**Written exercise:** Copy everything in the listing below word for word, apart from any images.

**Source records:**
>> BEGIN
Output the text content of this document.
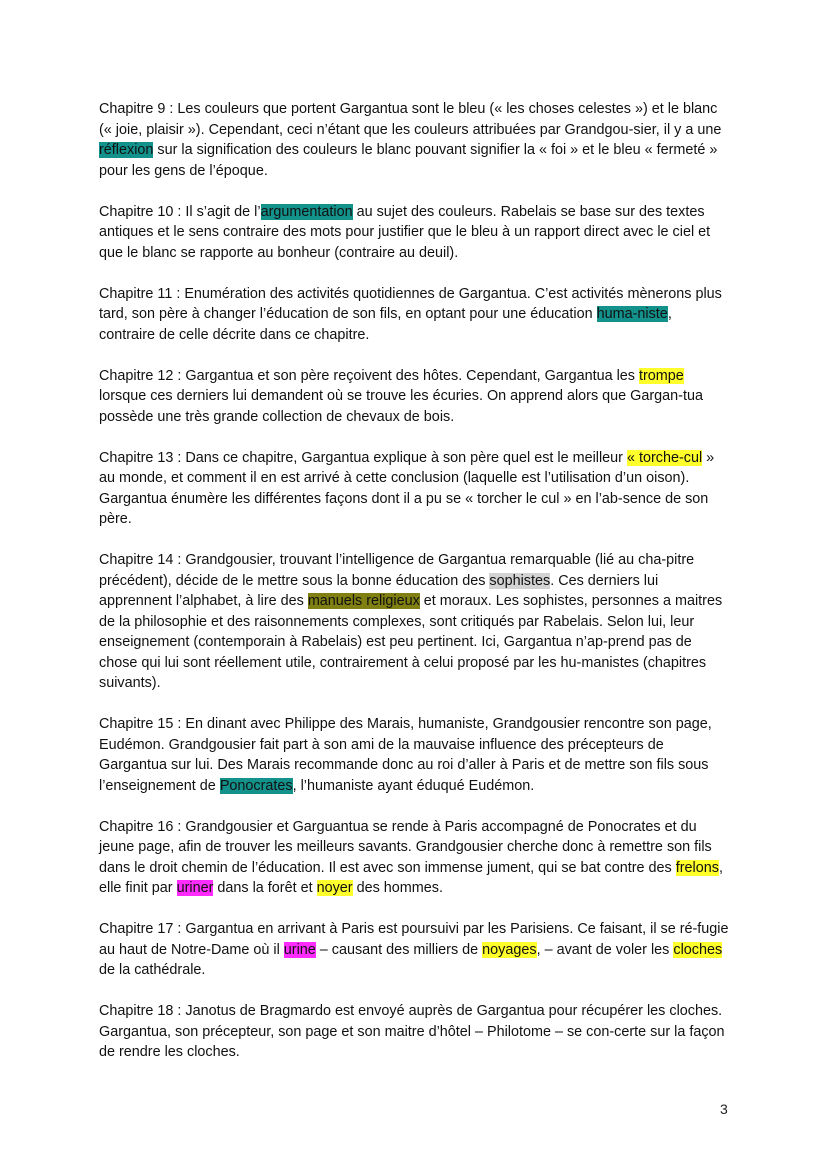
Chapitre 9 : Les couleurs que portent Gargantua sont le bleu (« les choses celestes ») et le blanc (« joie, plaisir »). Cependant, ceci n’étant que les couleurs attribuées par Grandgou-sier, il y a une réflexion sur la signification des couleurs le blanc pouvant signifier la « foi » et le bleu « fermeté » pour les gens de l’époque.

Chapitre 10 : Il s’agit de l’argumentation au sujet des couleurs. Rabelais se base sur des textes antiques et le sens contraire des mots pour justifier que le bleu à un rapport direct avec le ciel et que le blanc se rapporte au bonheur (contraire au deuil).

Chapitre 11 : Enumération des activités quotidiennes de Gargantua. C’est activités mènerons plus tard, son père à changer l’éducation de son fils, en optant pour une éducation huma-niste, contraire de celle décrite dans ce chapitre.

Chapitre 12 : Gargantua et son père reçoivent des hôtes. Cependant, Gargantua les trompe lorsque ces derniers lui demandent où se trouve les écuries. On apprend alors que Gargan-tua possède une très grande collection de chevaux de bois.

Chapitre 13 : Dans ce chapitre, Gargantua explique à son père quel est le meilleur « torche-cul » au monde, et comment il en est arrivé à cette conclusion (laquelle est l’utilisation d’un oison). Gargantua énumère les différentes façons dont il a pu se « torcher le cul » en l’ab-sence de son père.

Chapitre 14 : Grandgousier, trouvant l’intelligence de Gargantua remarquable (lié au cha-pitre précédent), décide de le mettre sous la bonne éducation des sophistes. Ces derniers lui apprennent l’alphabet, à lire des manuels religieux et moraux. Les sophistes, personnes a maitres de la philosophie et des raisonnements complexes, sont critiqués par Rabelais. Selon lui, leur enseignement (contemporain à Rabelais) est peu pertinent. Ici, Gargantua n’ap-prend pas de chose qui lui sont réellement utile, contrairement à celui proposé par les hu-manistes (chapitres suivants).

Chapitre 15 : En dinant avec Philippe des Marais, humaniste, Grandgousier rencontre son page, Eudémon. Grandgousier fait part à son ami de la mauvaise influence des précepteurs de Gargantua sur lui. Des Marais recommande donc au roi d’aller à Paris et de mettre son fils sous l’enseignement de Ponocrates, l’humaniste ayant éduqué Eudémon.

Chapitre 16 : Grandgousier et Garguantua se rende à Paris accompagné de Ponocrates et du jeune page, afin de trouver les meilleurs savants. Grandgousier cherche donc à remettre son fils dans le droit chemin de l’éducation. Il est avec son immense jument, qui se bat contre des frelons, elle finit par uriner dans la forêt et noyer des hommes.

Chapitre 17 : Gargantua en arrivant à Paris est poursuivi par les Parisiens. Ce faisant, il se ré-fugie au haut de Notre-Dame où il urine – causant des milliers de noyages, – avant de voler les cloches de la cathédrale.

Chapitre 18 : Janotus de Bragmardo est envoyé auprès de Gargantua pour récupérer les cloches. Gargantua, son précepteur, son page et son maitre d’hôtel – Philotome – se con-certe sur la façon de rendre les cloches.

3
>> END
**Reply to the exercise:**
Output the text content of this document.
Chapitre 9 : Les couleurs que portent Gargantua sont le bleu (« les choses celestes ») et le blanc (« joie, plaisir »). Cependant, ceci n’étant que les couleurs attribuées par Grandgou-sier, il y a une réflexion sur la signification des couleurs le blanc pouvant signifier la « foi » et le bleu « fermeté » pour les gens de l’époque.

Chapitre 10 : Il s’agit de l’argumentation au sujet des couleurs. Rabelais se base sur des textes antiques et le sens contraire des mots pour justifier que le bleu à un rapport direct avec le ciel et que le blanc se rapporte au bonheur (contraire au deuil).

Chapitre 11 : Enumération des activités quotidiennes de Gargantua. C’est activités mènerons plus tard, son père à changer l’éducation de son fils, en optant pour une éducation huma-niste, contraire de celle décrite dans ce chapitre.

Chapitre 12 : Gargantua et son père reçoivent des hôtes. Cependant, Gargantua les trompe lorsque ces derniers lui demandent où se trouve les écuries. On apprend alors que Gargan-tua possède une très grande collection de chevaux de bois.

Chapitre 13 : Dans ce chapitre, Gargantua explique à son père quel est le meilleur « torche-cul » au monde, et comment il en est arrivé à cette conclusion (laquelle est l’utilisation d’un oison). Gargantua énumère les différentes façons dont il a pu se « torcher le cul » en l’ab-sence de son père.

Chapitre 14 : Grandgousier, trouvant l’intelligence de Gargantua remarquable (lié au cha-pitre précédent), décide de le mettre sous la bonne éducation des sophistes. Ces derniers lui apprennent l’alphabet, à lire des manuels religieux et moraux. Les sophistes, personnes a maitres de la philosophie et des raisonnements complexes, sont critiqués par Rabelais. Selon lui, leur enseignement (contemporain à Rabelais) est peu pertinent. Ici, Gargantua n’ap-prend pas de chose qui lui sont réellement utile, contrairement à celui proposé par les hu-manistes (chapitres suivants).

Chapitre 15 : En dinant avec Philippe des Marais, humaniste, Grandgousier rencontre son page, Eudémon. Grandgousier fait part à son ami de la mauvaise influence des précepteurs de Gargantua sur lui. Des Marais recommande donc au roi d’aller à Paris et de mettre son fils sous l’enseignement de Ponocrates, l’humaniste ayant éduqué Eudémon.

Chapitre 16 : Grandgousier et Garguantua se rende à Paris accompagné de Ponocrates et du jeune page, afin de trouver les meilleurs savants. Grandgousier cherche donc à remettre son fils dans le droit chemin de l’éducation. Il est avec son immense jument, qui se bat contre des frelons, elle finit par uriner dans la forêt et noyer des hommes.

Chapitre 17 : Gargantua en arrivant à Paris est poursuivi par les Parisiens. Ce faisant, il se ré-fugie au haut de Notre-Dame où il urine – causant des milliers de noyages, – avant de voler les cloches de la cathédrale.

Chapitre 18 : Janotus de Bragmardo est envoyé auprès de Gargantua pour récupérer les cloches. Gargantua, son précepteur, son page et son maitre d’hôtel – Philotome – se con-certe sur la façon de rendre les cloches.

3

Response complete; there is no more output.